## TASK BRIEF
Pictures do not belong in the copy. Return all of the entries exactly.
--
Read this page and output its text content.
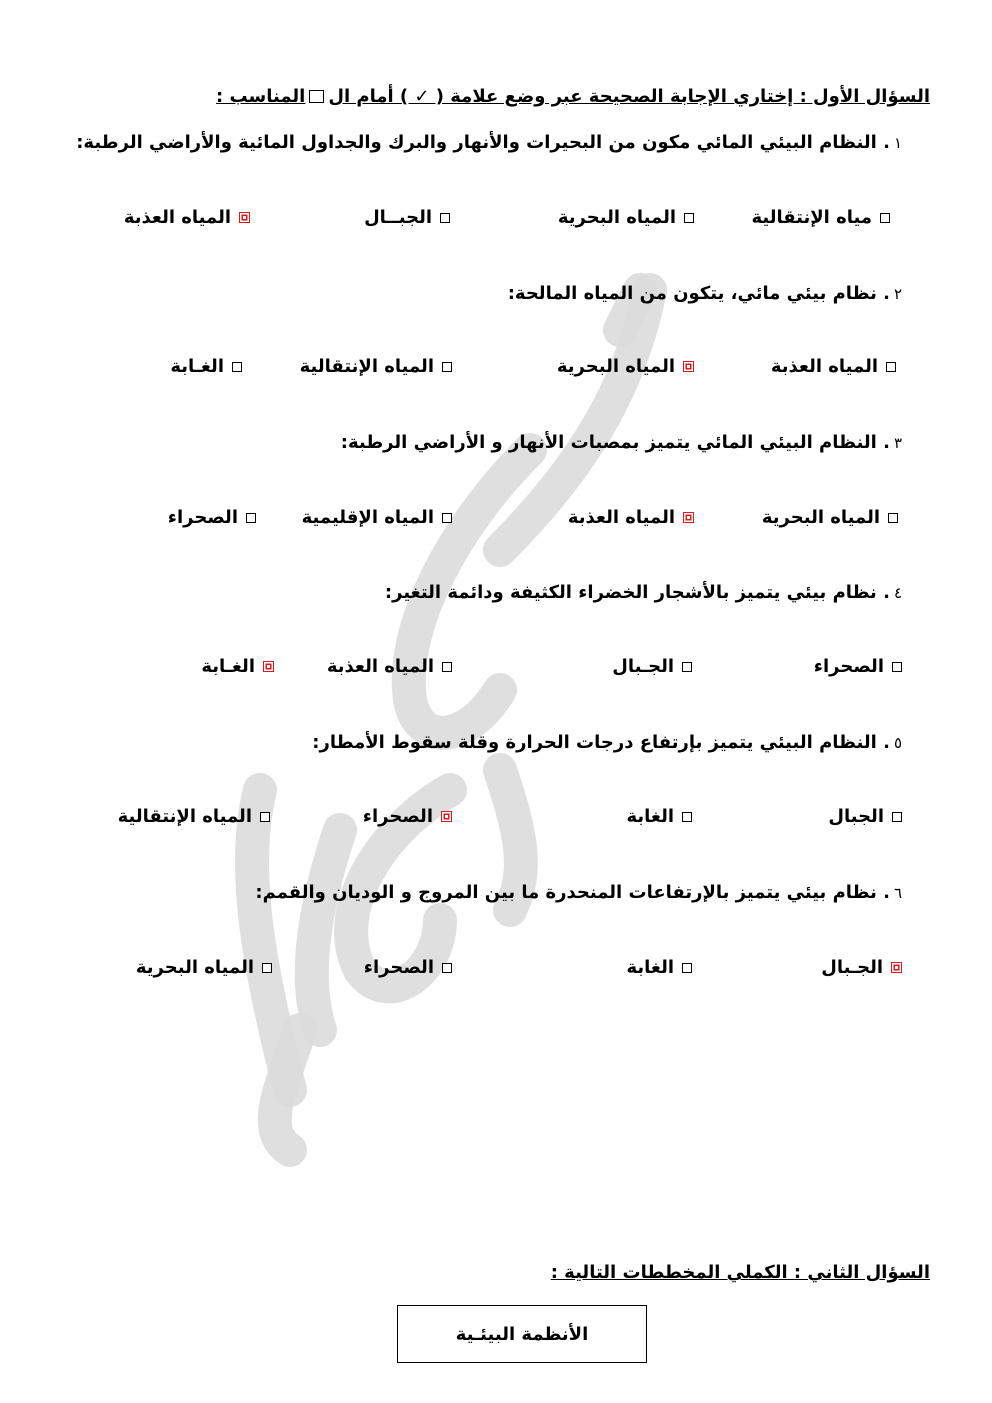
السؤال الأول : إختاري الإجابة الصحيحة عبر وضع علامة ( ✓ ) أمام الالمناسب :
١. النظام البيئي المائي مكون من البحيرات والأنهار والبرك والجداول المائية والأراضي الرطبة:
مياه الإنتقالية
المياه البحرية
الجبــال
المياه العذبة
٢. نظام بيئي مائي، يتكون من المياه المالحة:
المياه العذبة
المياه البحرية
المياه الإنتقالية
الغـابة
٣. النظام البيئي المائي يتميز بمصبات الأنهار و الأراضي الرطبة:
المياه البحرية
المياه العذبة
المياه الإقليمية
الصحراء
٤. نظام بيئي يتميز بالأشجار الخضراء الكثيفة ودائمة التغير:
الصحراء
الجـبال
المياه العذبة
الغـابة
٥. النظام البيئي يتميز بإرتفاع درجات الحرارة وقلة سقوط الأمطار:
الجبال
الغابة
الصحراء
المياه الإنتقالية
٦. نظام بيئي يتميز بالإرتفاعات المنحدرة ما بين المروج و الوديان والقمم:
الجـبال
الغابة
الصحراء
المياه البحرية
السؤال الثاني : الكملي المخططات التالية :
الأنظمة البيئـية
--
## ANSWER FOR THE TASK
Read this page and output its text content.
السؤال الأول : إختاري الإجابة الصحيحة عبر وضع علامة ( ✓ ) أمام الالمناسب :
١. النظام البيئي المائي مكون من البحيرات والأنهار والبرك والجداول المائية والأراضي الرطبة:
مياه الإنتقالية
المياه البحرية
الجبــال
المياه العذبة
٢. نظام بيئي مائي، يتكون من المياه المالحة:
المياه العذبة
المياه البحرية
المياه الإنتقالية
الغـابة
٣. النظام البيئي المائي يتميز بمصبات الأنهار و الأراضي الرطبة:
المياه البحرية
المياه العذبة
المياه الإقليمية
الصحراء
٤. نظام بيئي يتميز بالأشجار الخضراء الكثيفة ودائمة التغير:
الصحراء
الجـبال
المياه العذبة
الغـابة
٥. النظام البيئي يتميز بإرتفاع درجات الحرارة وقلة سقوط الأمطار:
الجبال
الغابة
الصحراء
المياه الإنتقالية
٦. نظام بيئي يتميز بالإرتفاعات المنحدرة ما بين المروج و الوديان والقمم:
الجـبال
الغابة
الصحراء
المياه البحرية
السؤال الثاني : الكملي المخططات التالية :
الأنظمة البيئـية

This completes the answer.